Aim -
Provide nothing but the number of lines containing the string "Субсидии".

Records supplied -
⟨

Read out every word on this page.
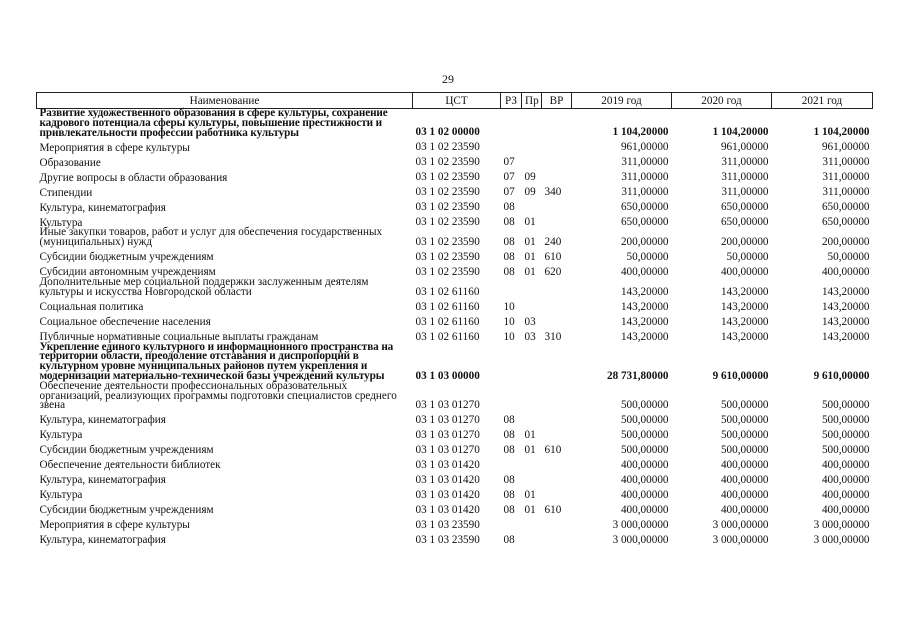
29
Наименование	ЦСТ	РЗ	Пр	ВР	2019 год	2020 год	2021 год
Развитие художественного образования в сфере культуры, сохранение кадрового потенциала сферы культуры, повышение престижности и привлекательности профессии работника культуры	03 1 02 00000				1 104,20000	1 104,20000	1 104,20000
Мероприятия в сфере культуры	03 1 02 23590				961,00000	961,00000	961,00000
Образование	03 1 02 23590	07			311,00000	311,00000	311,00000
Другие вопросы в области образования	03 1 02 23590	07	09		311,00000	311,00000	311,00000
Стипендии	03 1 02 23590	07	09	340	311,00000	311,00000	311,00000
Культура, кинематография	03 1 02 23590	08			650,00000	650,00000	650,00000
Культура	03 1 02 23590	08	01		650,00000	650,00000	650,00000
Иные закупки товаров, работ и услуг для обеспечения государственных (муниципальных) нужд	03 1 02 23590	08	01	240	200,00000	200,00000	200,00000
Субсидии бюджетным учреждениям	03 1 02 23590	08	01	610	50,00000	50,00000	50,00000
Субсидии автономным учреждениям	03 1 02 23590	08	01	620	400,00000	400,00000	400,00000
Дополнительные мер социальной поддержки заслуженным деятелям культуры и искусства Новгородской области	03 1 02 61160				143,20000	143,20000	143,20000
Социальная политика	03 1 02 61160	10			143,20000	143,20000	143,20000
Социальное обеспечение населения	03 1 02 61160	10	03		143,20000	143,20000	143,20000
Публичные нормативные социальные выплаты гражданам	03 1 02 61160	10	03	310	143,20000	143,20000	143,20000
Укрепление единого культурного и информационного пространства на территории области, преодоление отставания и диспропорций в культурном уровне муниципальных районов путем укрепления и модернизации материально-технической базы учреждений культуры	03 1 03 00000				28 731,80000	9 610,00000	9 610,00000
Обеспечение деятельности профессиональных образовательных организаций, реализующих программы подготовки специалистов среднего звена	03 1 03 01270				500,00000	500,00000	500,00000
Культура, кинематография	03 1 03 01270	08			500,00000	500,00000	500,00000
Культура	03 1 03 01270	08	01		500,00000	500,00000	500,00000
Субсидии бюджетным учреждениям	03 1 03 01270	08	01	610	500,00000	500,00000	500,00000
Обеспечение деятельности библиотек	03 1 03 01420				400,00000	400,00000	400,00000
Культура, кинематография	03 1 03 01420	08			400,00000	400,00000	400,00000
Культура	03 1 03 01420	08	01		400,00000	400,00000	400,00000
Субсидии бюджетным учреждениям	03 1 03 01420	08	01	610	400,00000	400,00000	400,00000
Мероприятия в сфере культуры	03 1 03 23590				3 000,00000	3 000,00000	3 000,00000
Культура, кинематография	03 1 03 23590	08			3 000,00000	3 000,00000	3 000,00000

⟩

Answer to this problem -
4